■ REQUIRED WORK:
Repeat the records exactly. Every line must match.

Dataset excerpts:
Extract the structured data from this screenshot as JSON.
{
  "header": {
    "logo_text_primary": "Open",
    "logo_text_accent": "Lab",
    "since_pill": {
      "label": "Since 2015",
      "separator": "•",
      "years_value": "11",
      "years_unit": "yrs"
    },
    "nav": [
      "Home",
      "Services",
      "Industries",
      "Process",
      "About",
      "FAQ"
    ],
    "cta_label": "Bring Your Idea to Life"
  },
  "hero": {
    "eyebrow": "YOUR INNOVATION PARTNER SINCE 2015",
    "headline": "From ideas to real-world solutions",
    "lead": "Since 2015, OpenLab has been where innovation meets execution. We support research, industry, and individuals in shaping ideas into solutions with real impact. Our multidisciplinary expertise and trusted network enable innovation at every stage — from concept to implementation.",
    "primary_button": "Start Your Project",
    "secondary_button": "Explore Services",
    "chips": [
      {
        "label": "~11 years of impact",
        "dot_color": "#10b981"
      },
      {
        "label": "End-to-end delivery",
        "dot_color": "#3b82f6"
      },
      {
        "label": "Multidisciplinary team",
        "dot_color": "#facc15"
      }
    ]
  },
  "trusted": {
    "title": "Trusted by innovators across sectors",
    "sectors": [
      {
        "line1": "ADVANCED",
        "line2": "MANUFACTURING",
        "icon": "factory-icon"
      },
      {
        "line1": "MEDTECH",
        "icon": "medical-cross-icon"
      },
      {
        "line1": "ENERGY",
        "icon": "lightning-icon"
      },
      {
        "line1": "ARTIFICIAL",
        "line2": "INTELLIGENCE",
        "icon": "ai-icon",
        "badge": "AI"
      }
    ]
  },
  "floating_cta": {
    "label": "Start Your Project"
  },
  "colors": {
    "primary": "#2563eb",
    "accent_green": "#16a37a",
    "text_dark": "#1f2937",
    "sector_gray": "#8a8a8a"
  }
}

■ TASK RESULT:
Extract the structured data from this screenshot as JSON.
{
  "header": {
    "logo_text_primary": "Open",
    "logo_text_accent": "Lab",
    "since_pill": {
      "label": "Since 2015",
      "separator": "•",
      "years_value": "11",
      "years_unit": "yrs"
    },
    "nav": [
      "Home",
      "Services",
      "Industries",
      "Process",
      "About",
      "FAQ"
    ],
    "cta_label": "Bring Your Idea to Life"
  },
  "hero": {
    "eyebrow": "YOUR INNOVATION PARTNER SINCE 2015",
    "headline": "From ideas to real-world solutions",
    "lead": "Since 2015, OpenLab has been where innovation meets execution. We support research, industry, and individuals in shaping ideas into solutions with real impact. Our multidisciplinary expertise and trusted network enable innovation at every stage — from concept to implementation.",
    "primary_button": "Start Your Project",
    "secondary_button": "Explore Services",
    "chips": [
      {
        "label": "~11 years of impact",
        "dot_color": "#10b981"
      },
      {
        "label": "End-to-end delivery",
        "dot_color": "#3b82f6"
      },
      {
        "label": "Multidisciplinary team",
        "dot_color": "#facc15"
      }
    ]
  },
  "trusted": {
    "title": "Trusted by innovators across sectors",
    "sectors": [
      {
        "line1": "ADVANCED",
        "line2": "MANUFACTURING",
        "icon": "factory-icon"
      },
      {
        "line1": "MEDTECH",
        "icon": "medical-cross-icon"
      },
      {
        "line1": "ENERGY",
        "icon": "lightning-icon"
      },
      {
        "line1": "ARTIFICIAL",
        "line2": "INTELLIGENCE",
        "icon": "ai-icon",
        "badge": "AI"
      }
    ]
  },
  "floating_cta": {
    "label": "Start Your Project"
  },
  "colors": {
    "primary": "#2563eb",
    "accent_green": "#16a37a",
    "text_dark": "#1f2937",
    "sector_gray": "#8a8a8a"
  }
}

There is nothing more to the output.